* [Do this]
Repeat the records word for word, excluding any picture.

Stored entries
☆ ☆ ☆ ☆
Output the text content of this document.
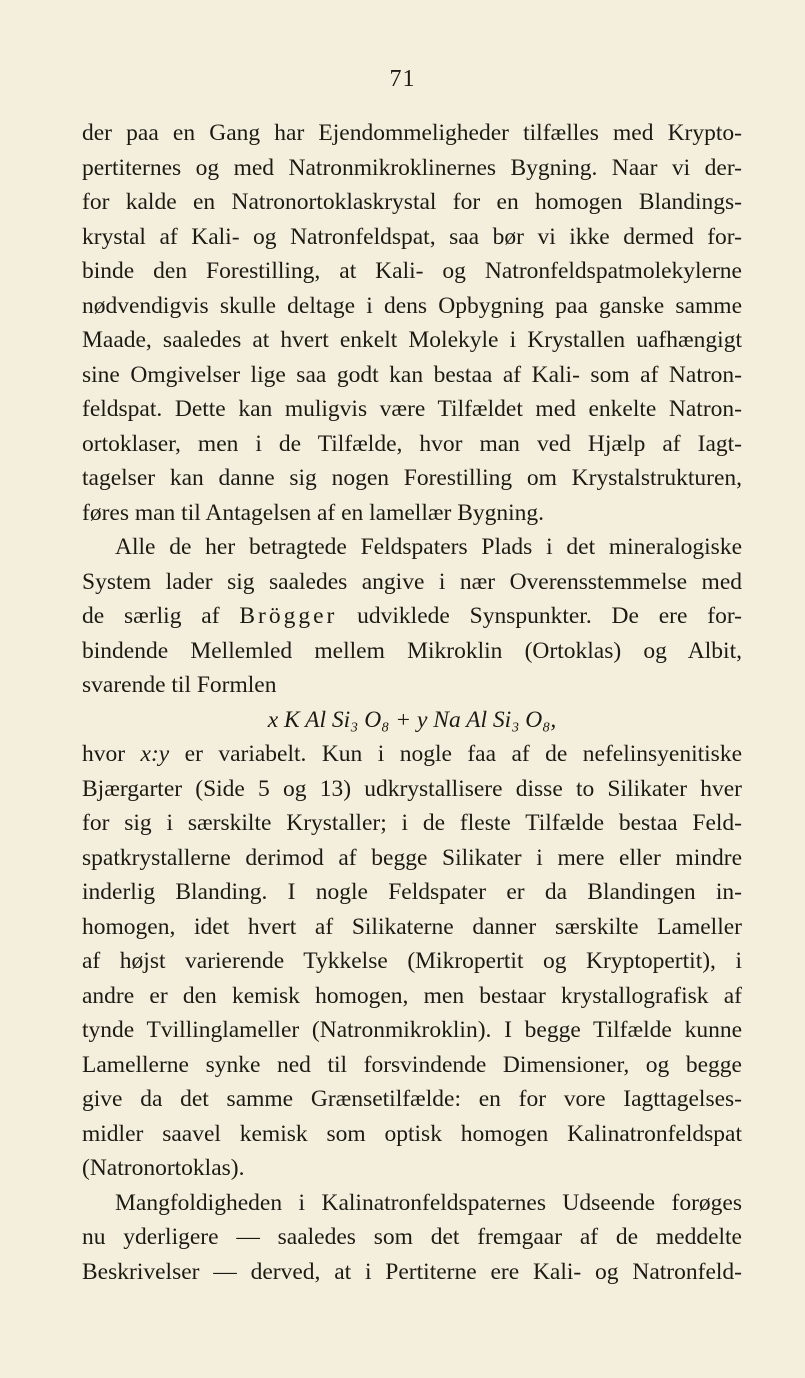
71
der paa en Gang har Ejendommeligheder tilfælles med Krypto-
pertiternes og med Natronmikroklinernes Bygning. Naar vi der-
for kalde en Natronortoklaskrystal for en homogen Blandings-
krystal af Kali- og Natronfeldspat, saa bør vi ikke dermed for-
binde den Forestilling, at Kali- og Natronfeldspatmolekylerne
nødvendigvis skulle deltage i dens Opbygning paa ganske samme
Maade, saaledes at hvert enkelt Molekyle i Krystallen uafhængigt
sine Omgivelser lige saa godt kan bestaa af Kali- som af Natron-
feldspat. Dette kan muligvis være Tilfældet med enkelte Natron-
ortoklaser, men i de Tilfælde, hvor man ved Hjælp af Iagt-
tagelser kan danne sig nogen Forestilling om Krystalstrukturen,
føres man til Antagelsen af en lamellær Bygning.
Alle de her betragtede Feldspaters Plads i det mineralogiske
System lader sig saaledes angive i nær Overensstemmelse med
de særlig af Brögger udviklede Synspunkter. De ere for-
bindende Mellemled mellem Mikroklin (Ortoklas) og Albit,
svarende til Formlen
x K Al Si₃ O₈ + y Na Al Si₃ O₈,
hvor x:y er variabelt. Kun i nogle faa af de nefelinsyenitiske
Bjærgarter (Side 5 og 13) udkrystallisere disse to Silikater hver
for sig i særskilte Krystaller; i de fleste Tilfælde bestaa Feld-
spatkrystallerne derimod af begge Silikater i mere eller mindre
inderlig Blanding. I nogle Feldspater er da Blandingen in-
homogen, idet hvert af Silikaterne danner særskilte Lameller
af højst varierende Tykkelse (Mikropertit og Kryptopertit), i
andre er den kemisk homogen, men bestaar krystallografisk af
tynde Tvillinglameller (Natronmikroklin). I begge Tilfælde kunne
Lamellerne synke ned til forsvindende Dimensioner, og begge
give da det samme Grænsetilfælde: en for vore Iagttagelses-
midler saavel kemisk som optisk homogen Kalinatronfeldspat
(Natronortoklas).
Mangfoldigheden i Kalinatronfeldspaternes Udseende forøges
nu yderligere — saaledes som det fremgaar af de meddelte
Beskrivelser — derved, at i Pertiterne ere Kali- og Natronfeld-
☆ ☆ ☆ ☆
* [Result for this task]
Output the text content of this document.
71
der paa en Gang har Ejendommeligheder tilfælles med Krypto-
pertiternes og med Natronmikroklinernes Bygning. Naar vi der-
for kalde en Natronortoklaskrystal for en homogen Blandings-
krystal af Kali- og Natronfeldspat, saa bør vi ikke dermed for-
binde den Forestilling, at Kali- og Natronfeldspatmolekylerne
nødvendigvis skulle deltage i dens Opbygning paa ganske samme
Maade, saaledes at hvert enkelt Molekyle i Krystallen uafhængigt
sine Omgivelser lige saa godt kan bestaa af Kali- som af Natron-
feldspat. Dette kan muligvis være Tilfældet med enkelte Natron-
ortoklaser, men i de Tilfælde, hvor man ved Hjælp af Iagt-
tagelser kan danne sig nogen Forestilling om Krystalstrukturen,
føres man til Antagelsen af en lamellær Bygning.
Alle de her betragtede Feldspaters Plads i det mineralogiske
System lader sig saaledes angive i nær Overensstemmelse med
de særlig af Brögger udviklede Synspunkter. De ere for-
bindende Mellemled mellem Mikroklin (Ortoklas) og Albit,
svarende til Formlen
x K Al Si₃ O₈ + y Na Al Si₃ O₈,
hvor x:y er variabelt. Kun i nogle faa af de nefelinsyenitiske
Bjærgarter (Side 5 og 13) udkrystallisere disse to Silikater hver
for sig i særskilte Krystaller; i de fleste Tilfælde bestaa Feld-
spatkrystallerne derimod af begge Silikater i mere eller mindre
inderlig Blanding. I nogle Feldspater er da Blandingen in-
homogen, idet hvert af Silikaterne danner særskilte Lameller
af højst varierende Tykkelse (Mikropertit og Kryptopertit), i
andre er den kemisk homogen, men bestaar krystallografisk af
tynde Tvillinglameller (Natronmikroklin). I begge Tilfælde kunne
Lamellerne synke ned til forsvindende Dimensioner, og begge
give da det samme Grænsetilfælde: en for vore Iagttagelses-
midler saavel kemisk som optisk homogen Kalinatronfeldspat
(Natronortoklas).
Mangfoldigheden i Kalinatronfeldspaternes Udseende forøges
nu yderligere — saaledes som det fremgaar af de meddelte
Beskrivelser — derved, at i Pertiterne ere Kali- og Natronfeld-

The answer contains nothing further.